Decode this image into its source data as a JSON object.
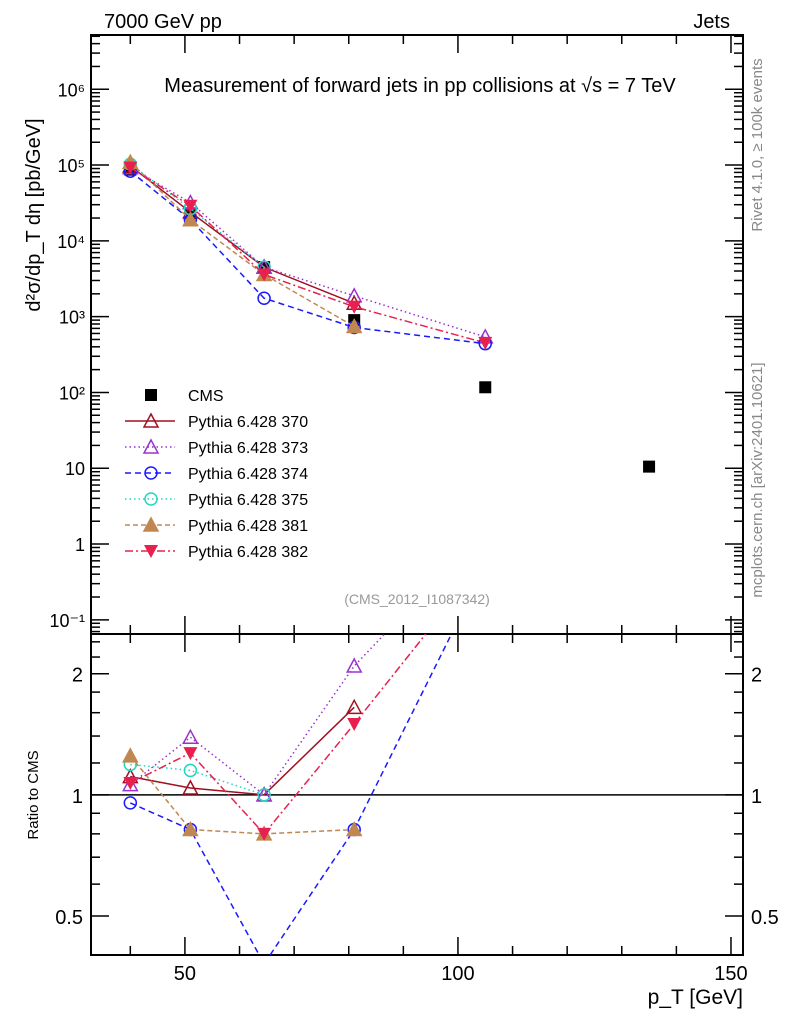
{
  "header": {
    "left": "7000 GeV pp",
    "right": "Jets"
  },
  "side": {
    "rivet": "Rivet 4.1.0, ≥ 100k events",
    "mcplots": "mcplots.cern.ch [arXiv:2401.10621]"
  },
  "chart_data": [
    {
      "type": "line",
      "title": "Measurement of forward jets in pp collisions at √s = 7 TeV",
      "watermark": "(CMS_2012_I1087342)",
      "ylabel": "d²σ/dp_T dη [pb/GeV]",
      "xlabel": "p_T [GeV]",
      "xlim": [
        32.8,
        152.2
      ],
      "ylim": [
        0.065,
        5200000
      ],
      "yscale": "log",
      "xticks": [
        50,
        100,
        150
      ],
      "yticks": [
        {
          "v": 1000000,
          "l": "10⁶"
        },
        {
          "v": 100000,
          "l": "10⁵"
        },
        {
          "v": 10000,
          "l": "10⁴"
        },
        {
          "v": 1000,
          "l": "10³"
        },
        {
          "v": 100,
          "l": "10²"
        },
        {
          "v": 10,
          "l": "10"
        },
        {
          "v": 1,
          "l": "1"
        },
        {
          "v": 0.1,
          "l": "10⁻¹"
        }
      ],
      "legend_position": "bottom-left",
      "x": [
        40,
        51,
        64.5,
        81,
        105,
        135
      ],
      "series": [
        {
          "name": "CMS",
          "color": "#000000",
          "marker": "square",
          "dash": "none",
          "values": [
            87000,
            23000,
            4500,
            900,
            117,
            10.5
          ]
        },
        {
          "name": "Pythia 6.428 370",
          "color": "#a01020",
          "marker": "tri-open",
          "dash": "",
          "values": [
            97000,
            24000,
            4500,
            1500,
            null,
            null
          ]
        },
        {
          "name": "Pythia 6.428 373",
          "color": "#9a32cd",
          "marker": "tri-open",
          "dash": "1.5,3",
          "values": [
            92000,
            32000,
            4500,
            1880,
            540,
            null
          ]
        },
        {
          "name": "Pythia 6.428 374",
          "color": "#1a1aff",
          "marker": "circle-open",
          "dash": "6,4",
          "values": [
            83000,
            19000,
            1750,
            720,
            440,
            null
          ]
        },
        {
          "name": "Pythia 6.428 375",
          "color": "#20d8c0",
          "marker": "circle-open",
          "dash": "1.5,3",
          "values": [
            103000,
            26500,
            4500,
            null,
            null,
            null
          ]
        },
        {
          "name": "Pythia 6.428 381",
          "color": "#c08850",
          "marker": "tri-filled",
          "dash": "5,3",
          "values": [
            109000,
            19000,
            3600,
            740,
            null,
            null
          ]
        },
        {
          "name": "Pythia 6.428 382",
          "color": "#e8204f",
          "marker": "tridown-filled",
          "dash": "8,3,2,3",
          "values": [
            93000,
            29000,
            3600,
            1350,
            450,
            null
          ]
        }
      ]
    },
    {
      "type": "line",
      "ylabel": "Ratio to CMS",
      "xlabel": "p_T [GeV]",
      "xlim": [
        32.8,
        152.2
      ],
      "ylim": [
        0.4,
        2.51
      ],
      "yscale": "log",
      "yticks": [
        {
          "v": 2,
          "l": "2"
        },
        {
          "v": 1,
          "l": "1"
        },
        {
          "v": 0.5,
          "l": "0.5"
        }
      ],
      "x": [
        40,
        51,
        64.5,
        81,
        105
      ],
      "series": [
        {
          "name": "Pythia 6.428 370",
          "values": [
            1.11,
            1.04,
            1.0,
            1.65,
            null
          ]
        },
        {
          "name": "Pythia 6.428 373",
          "values": [
            1.06,
            1.39,
            1.0,
            2.09,
            4.6
          ]
        },
        {
          "name": "Pythia 6.428 374",
          "values": [
            0.955,
            0.82,
            0.38,
            0.82,
            3.7
          ]
        },
        {
          "name": "Pythia 6.428 375",
          "values": [
            1.19,
            1.15,
            1.0,
            null,
            null
          ]
        },
        {
          "name": "Pythia 6.428 381",
          "values": [
            1.25,
            0.82,
            0.8,
            0.82,
            null
          ]
        },
        {
          "name": "Pythia 6.428 382",
          "values": [
            1.07,
            1.27,
            0.8,
            1.5,
            3.85
          ]
        }
      ]
    }
  ]
}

-*-*-

Identify the lines in the entries that hold "marker" and return each one.

          "marker": "square",
          "marker": "tri-open",
          "marker": "tri-open",
          "marker": "circle-open",
          "marker": "circle-open",
          "marker": "tri-filled",
          "marker": "tridown-filled",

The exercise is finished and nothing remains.